**Aim of the exercise**
Go over the entries below line by line, copying each one that contains the word "bottom".

**Data for processing**
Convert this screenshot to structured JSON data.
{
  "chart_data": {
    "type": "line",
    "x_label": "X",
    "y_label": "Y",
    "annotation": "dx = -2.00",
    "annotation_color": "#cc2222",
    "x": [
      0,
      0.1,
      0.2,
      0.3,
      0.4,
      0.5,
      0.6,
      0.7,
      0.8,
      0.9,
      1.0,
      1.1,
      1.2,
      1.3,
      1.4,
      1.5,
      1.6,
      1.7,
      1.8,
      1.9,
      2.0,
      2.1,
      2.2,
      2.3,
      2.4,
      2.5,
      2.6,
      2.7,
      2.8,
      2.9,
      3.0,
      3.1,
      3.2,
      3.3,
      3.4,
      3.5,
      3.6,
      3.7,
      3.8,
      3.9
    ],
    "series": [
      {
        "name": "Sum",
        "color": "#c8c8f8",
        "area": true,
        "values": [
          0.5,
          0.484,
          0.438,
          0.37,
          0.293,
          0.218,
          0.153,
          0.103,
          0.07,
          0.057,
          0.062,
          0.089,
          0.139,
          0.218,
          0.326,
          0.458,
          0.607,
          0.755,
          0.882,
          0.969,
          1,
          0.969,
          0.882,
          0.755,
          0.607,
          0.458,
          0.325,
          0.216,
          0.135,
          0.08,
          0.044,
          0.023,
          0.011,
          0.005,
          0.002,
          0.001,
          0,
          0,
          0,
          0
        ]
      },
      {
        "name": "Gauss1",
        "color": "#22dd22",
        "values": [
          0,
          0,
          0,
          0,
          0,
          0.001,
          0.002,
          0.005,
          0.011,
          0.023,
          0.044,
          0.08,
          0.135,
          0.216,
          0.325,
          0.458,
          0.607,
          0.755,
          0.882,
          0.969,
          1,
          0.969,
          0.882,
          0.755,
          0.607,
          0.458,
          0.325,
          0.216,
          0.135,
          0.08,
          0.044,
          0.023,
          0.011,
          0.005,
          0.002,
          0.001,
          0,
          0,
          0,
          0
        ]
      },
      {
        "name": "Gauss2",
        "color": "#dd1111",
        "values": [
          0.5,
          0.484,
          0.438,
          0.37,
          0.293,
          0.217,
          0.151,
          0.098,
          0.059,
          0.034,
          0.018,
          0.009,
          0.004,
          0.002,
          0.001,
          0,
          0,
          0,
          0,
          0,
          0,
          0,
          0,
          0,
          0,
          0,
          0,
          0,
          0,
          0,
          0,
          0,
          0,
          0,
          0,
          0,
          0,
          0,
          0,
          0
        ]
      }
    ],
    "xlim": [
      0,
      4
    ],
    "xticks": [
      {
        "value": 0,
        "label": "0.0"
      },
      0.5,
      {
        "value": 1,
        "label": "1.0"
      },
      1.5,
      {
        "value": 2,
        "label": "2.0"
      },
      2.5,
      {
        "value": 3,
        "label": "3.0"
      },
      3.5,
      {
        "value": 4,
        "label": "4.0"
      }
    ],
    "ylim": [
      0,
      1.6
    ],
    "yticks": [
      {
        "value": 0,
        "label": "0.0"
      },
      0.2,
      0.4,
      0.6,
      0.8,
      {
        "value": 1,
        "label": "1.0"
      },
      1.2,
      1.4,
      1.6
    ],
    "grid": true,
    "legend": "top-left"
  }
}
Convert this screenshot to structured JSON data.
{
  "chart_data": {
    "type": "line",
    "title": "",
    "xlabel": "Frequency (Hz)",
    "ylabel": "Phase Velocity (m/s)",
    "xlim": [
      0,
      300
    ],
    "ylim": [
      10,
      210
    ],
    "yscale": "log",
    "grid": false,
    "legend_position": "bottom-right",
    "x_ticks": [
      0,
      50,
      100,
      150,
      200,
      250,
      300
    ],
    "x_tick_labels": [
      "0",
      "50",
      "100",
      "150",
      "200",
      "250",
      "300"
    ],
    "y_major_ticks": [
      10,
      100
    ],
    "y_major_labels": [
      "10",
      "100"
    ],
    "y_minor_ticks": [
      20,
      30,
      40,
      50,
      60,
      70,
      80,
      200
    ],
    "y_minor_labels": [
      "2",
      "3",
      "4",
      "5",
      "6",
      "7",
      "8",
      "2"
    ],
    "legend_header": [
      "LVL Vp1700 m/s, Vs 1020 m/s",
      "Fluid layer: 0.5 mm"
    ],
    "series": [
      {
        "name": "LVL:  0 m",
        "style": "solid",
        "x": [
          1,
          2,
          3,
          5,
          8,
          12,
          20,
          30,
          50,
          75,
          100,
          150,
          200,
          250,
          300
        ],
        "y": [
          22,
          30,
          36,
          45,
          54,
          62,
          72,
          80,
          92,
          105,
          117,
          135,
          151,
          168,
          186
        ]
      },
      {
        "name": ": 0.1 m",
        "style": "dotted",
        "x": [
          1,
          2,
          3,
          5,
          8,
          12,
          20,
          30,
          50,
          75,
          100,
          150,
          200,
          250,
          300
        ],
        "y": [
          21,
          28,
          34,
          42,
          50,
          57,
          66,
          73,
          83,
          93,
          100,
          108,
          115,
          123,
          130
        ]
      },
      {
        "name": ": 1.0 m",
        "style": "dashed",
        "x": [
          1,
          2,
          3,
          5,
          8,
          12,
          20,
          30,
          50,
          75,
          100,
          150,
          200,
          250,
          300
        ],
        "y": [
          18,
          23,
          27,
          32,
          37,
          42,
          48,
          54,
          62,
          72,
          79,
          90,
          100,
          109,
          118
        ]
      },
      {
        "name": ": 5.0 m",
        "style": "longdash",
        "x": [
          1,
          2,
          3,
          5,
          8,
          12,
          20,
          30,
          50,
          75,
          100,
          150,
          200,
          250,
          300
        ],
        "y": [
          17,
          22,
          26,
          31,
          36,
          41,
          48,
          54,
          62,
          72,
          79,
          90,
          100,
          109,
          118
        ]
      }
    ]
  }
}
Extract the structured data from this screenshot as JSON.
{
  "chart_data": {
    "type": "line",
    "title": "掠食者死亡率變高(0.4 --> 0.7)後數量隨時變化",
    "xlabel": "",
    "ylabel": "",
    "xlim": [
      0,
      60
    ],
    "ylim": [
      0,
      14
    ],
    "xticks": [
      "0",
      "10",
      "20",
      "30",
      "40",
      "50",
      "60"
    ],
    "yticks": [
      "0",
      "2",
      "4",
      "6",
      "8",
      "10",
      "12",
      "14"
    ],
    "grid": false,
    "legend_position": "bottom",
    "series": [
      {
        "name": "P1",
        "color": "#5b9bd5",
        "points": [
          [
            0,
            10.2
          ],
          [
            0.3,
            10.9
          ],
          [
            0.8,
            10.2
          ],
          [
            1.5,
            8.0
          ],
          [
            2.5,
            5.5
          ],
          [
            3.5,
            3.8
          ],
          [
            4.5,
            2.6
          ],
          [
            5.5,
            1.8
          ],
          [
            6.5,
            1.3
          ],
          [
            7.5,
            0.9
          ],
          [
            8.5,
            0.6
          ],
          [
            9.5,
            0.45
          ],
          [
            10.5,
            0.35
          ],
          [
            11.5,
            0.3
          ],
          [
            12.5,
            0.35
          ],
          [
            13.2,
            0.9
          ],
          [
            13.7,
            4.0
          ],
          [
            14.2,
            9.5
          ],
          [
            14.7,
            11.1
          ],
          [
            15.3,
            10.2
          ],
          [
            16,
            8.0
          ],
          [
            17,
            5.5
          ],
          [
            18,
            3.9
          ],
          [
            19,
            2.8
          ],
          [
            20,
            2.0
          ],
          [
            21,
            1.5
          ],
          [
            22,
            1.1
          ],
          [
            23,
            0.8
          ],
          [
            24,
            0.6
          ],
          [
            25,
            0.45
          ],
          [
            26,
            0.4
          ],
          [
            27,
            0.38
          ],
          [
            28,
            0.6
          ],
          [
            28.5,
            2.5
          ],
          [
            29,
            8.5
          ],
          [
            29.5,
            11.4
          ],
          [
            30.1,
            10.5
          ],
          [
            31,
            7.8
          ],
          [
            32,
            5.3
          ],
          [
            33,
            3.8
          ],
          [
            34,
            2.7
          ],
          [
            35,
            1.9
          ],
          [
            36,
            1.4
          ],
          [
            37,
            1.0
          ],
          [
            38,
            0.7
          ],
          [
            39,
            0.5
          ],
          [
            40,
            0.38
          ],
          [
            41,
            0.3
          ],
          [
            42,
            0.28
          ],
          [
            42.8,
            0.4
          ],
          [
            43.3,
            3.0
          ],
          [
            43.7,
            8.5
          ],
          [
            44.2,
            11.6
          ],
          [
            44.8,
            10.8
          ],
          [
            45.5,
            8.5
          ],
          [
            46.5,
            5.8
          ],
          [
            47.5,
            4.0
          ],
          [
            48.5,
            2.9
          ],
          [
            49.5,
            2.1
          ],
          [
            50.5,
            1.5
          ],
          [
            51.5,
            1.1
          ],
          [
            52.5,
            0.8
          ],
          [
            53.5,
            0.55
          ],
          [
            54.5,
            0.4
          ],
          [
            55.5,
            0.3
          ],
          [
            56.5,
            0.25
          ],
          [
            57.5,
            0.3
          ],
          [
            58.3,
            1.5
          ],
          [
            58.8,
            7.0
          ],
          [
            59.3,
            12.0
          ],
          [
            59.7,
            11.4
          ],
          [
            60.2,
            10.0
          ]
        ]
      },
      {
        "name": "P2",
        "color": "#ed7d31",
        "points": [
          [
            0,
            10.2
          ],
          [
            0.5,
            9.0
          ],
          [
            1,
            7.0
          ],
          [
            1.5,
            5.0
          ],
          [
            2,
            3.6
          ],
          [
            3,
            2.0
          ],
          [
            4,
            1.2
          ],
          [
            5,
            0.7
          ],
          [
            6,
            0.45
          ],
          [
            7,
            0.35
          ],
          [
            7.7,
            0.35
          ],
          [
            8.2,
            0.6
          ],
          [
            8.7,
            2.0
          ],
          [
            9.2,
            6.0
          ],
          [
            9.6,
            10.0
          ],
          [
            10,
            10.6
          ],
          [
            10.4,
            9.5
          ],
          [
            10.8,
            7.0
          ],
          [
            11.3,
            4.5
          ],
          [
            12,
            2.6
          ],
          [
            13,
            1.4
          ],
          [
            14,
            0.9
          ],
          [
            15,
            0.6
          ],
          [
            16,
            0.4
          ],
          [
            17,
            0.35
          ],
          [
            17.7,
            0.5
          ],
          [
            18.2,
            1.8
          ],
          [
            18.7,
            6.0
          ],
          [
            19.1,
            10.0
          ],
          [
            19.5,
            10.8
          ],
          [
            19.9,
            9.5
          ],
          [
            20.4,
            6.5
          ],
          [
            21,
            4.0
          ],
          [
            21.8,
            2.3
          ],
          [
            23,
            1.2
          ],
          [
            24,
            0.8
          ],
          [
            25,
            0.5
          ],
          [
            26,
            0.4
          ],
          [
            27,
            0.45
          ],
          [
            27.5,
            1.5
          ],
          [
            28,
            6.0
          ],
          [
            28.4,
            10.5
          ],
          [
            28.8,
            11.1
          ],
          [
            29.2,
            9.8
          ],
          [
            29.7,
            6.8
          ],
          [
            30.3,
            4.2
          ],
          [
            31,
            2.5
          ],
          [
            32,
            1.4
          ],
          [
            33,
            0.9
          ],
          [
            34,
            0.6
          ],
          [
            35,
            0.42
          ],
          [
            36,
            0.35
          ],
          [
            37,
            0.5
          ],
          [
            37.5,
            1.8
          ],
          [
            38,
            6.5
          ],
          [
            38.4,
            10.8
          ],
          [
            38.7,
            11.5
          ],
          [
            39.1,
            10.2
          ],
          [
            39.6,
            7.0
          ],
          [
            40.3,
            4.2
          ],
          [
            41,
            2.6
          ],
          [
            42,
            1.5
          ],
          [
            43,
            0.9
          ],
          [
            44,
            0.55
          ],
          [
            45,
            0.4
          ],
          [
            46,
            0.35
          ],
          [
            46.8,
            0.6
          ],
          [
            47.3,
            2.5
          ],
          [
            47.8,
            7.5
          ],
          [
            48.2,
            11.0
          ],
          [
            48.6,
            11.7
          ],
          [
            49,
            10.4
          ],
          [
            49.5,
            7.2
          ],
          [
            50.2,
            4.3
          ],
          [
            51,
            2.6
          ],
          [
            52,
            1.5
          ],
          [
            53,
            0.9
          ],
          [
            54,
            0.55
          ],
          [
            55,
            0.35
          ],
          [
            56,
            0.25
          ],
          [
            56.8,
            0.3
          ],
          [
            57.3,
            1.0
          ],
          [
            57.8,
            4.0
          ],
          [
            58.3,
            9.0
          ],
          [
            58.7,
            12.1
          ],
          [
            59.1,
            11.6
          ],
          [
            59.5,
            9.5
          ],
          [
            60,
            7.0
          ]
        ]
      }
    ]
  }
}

**Result for this exercise**
    "legend_position": "bottom-right",
    "legend_position": "bottom",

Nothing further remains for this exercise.